*WRITTEN EXERCISE:*
Print all the data, keeping every line exactly as it is.

Data records
>> Begin

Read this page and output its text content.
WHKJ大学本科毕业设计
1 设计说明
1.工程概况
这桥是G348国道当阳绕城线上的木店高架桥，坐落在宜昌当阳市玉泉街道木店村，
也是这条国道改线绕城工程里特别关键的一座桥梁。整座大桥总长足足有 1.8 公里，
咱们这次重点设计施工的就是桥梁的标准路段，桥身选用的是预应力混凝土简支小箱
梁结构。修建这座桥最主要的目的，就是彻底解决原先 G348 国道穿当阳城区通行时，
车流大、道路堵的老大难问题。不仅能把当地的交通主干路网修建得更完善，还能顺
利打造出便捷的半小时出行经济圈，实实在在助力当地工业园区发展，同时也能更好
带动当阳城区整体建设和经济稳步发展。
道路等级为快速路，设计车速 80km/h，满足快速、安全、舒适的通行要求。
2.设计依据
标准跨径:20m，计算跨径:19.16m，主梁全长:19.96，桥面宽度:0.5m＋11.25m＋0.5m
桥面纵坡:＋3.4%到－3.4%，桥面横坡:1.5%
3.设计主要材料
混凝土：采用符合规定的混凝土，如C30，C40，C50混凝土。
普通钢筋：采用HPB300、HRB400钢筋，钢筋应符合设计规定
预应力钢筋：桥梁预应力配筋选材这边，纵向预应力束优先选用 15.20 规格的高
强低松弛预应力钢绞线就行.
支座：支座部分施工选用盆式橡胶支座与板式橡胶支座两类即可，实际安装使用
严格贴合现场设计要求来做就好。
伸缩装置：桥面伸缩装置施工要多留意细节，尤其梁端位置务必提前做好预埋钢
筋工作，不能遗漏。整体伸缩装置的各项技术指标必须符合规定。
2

>> End

*SOLUTION TO THIS TASK:*
Read this page and output its text content.
WHKJ大学本科毕业设计
1 设计说明
1.工程概况
这桥是G348国道当阳绕城线上的木店高架桥，坐落在宜昌当阳市玉泉街道木店村，
也是这条国道改线绕城工程里特别关键的一座桥梁。整座大桥总长足足有 1.8 公里，
咱们这次重点设计施工的就是桥梁的标准路段，桥身选用的是预应力混凝土简支小箱
梁结构。修建这座桥最主要的目的，就是彻底解决原先 G348 国道穿当阳城区通行时，
车流大、道路堵的老大难问题。不仅能把当地的交通主干路网修建得更完善，还能顺
利打造出便捷的半小时出行经济圈，实实在在助力当地工业园区发展，同时也能更好
带动当阳城区整体建设和经济稳步发展。
道路等级为快速路，设计车速 80km/h，满足快速、安全、舒适的通行要求。
2.设计依据
标准跨径:20m，计算跨径:19.16m，主梁全长:19.96，桥面宽度:0.5m＋11.25m＋0.5m
桥面纵坡:＋3.4%到－3.4%，桥面横坡:1.5%
3.设计主要材料
混凝土：采用符合规定的混凝土，如C30，C40，C50混凝土。
普通钢筋：采用HPB300、HRB400钢筋，钢筋应符合设计规定
预应力钢筋：桥梁预应力配筋选材这边，纵向预应力束优先选用 15.20 规格的高
强低松弛预应力钢绞线就行.
支座：支座部分施工选用盆式橡胶支座与板式橡胶支座两类即可，实际安装使用
严格贴合现场设计要求来做就好。
伸缩装置：桥面伸缩装置施工要多留意细节，尤其梁端位置务必提前做好预埋钢
筋工作，不能遗漏。整体伸缩装置的各项技术指标必须符合规定。
2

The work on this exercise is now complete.